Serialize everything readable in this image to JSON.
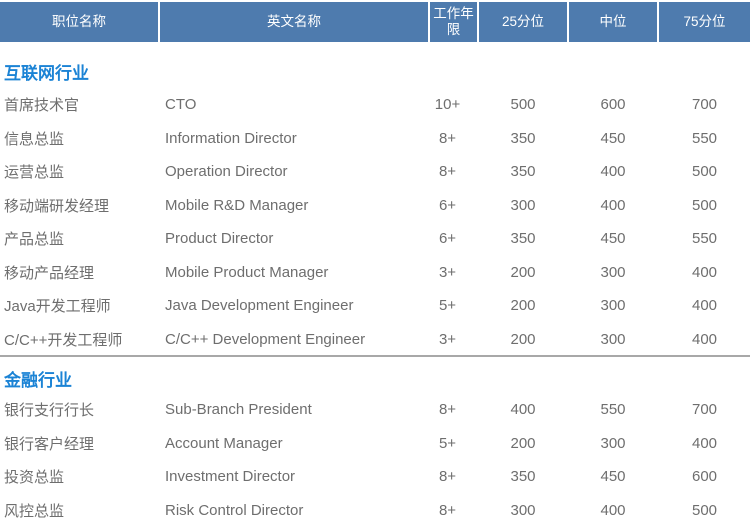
{
  "table": {
    "columns": [
      {
        "label": "职位名称"
      },
      {
        "label": "英文名称"
      },
      {
        "label": "工作年限"
      },
      {
        "label": "25分位"
      },
      {
        "label": "中位"
      },
      {
        "label": "75分位"
      }
    ],
    "sections": [
      {
        "title": "互联网行业",
        "rows": [
          [
            "首席技术官",
            "CTO",
            "10+",
            "500",
            "600",
            "700"
          ],
          [
            "信息总监",
            "Information Director",
            "8+",
            "350",
            "450",
            "550"
          ],
          [
            "运营总监",
            "Operation Director",
            "8+",
            "350",
            "400",
            "500"
          ],
          [
            "移动端研发经理",
            "Mobile R&D Manager",
            "6+",
            "300",
            "400",
            "500"
          ],
          [
            "产品总监",
            "Product Director",
            "6+",
            "350",
            "450",
            "550"
          ],
          [
            "移动产品经理",
            "Mobile Product Manager",
            "3+",
            "200",
            "300",
            "400"
          ],
          [
            "Java开发工程师",
            "Java Development Engineer",
            "5+",
            "200",
            "300",
            "400"
          ],
          [
            "C/C++开发工程师",
            "C/C++ Development Engineer",
            "3+",
            "200",
            "300",
            "400"
          ]
        ]
      },
      {
        "title": "金融行业",
        "rows": [
          [
            "银行支行行长",
            "Sub-Branch President",
            "8+",
            "400",
            "550",
            "700"
          ],
          [
            "银行客户经理",
            "Account Manager",
            "5+",
            "200",
            "300",
            "400"
          ],
          [
            "投资总监",
            "Investment Director",
            "8+",
            "350",
            "450",
            "600"
          ],
          [
            "风控总监",
            "Risk Control Director",
            "8+",
            "300",
            "400",
            "500"
          ]
        ]
      }
    ]
  },
  "colors": {
    "header_bg": "#4e7bae",
    "header_text": "#ffffff",
    "section_title": "#1b83d5",
    "row_text": "#6e6e6e",
    "divider": "#a8a8a8",
    "background": "#ffffff"
  }
}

━━━

▸ WHAT THE EXERCISE ASKS
Go through the data above and find the lines with the word "Engineer". Copy each of those lines.

▸ SOLVED PROBLEM
            "Java Development Engineer",
            "C/C++ Development Engineer",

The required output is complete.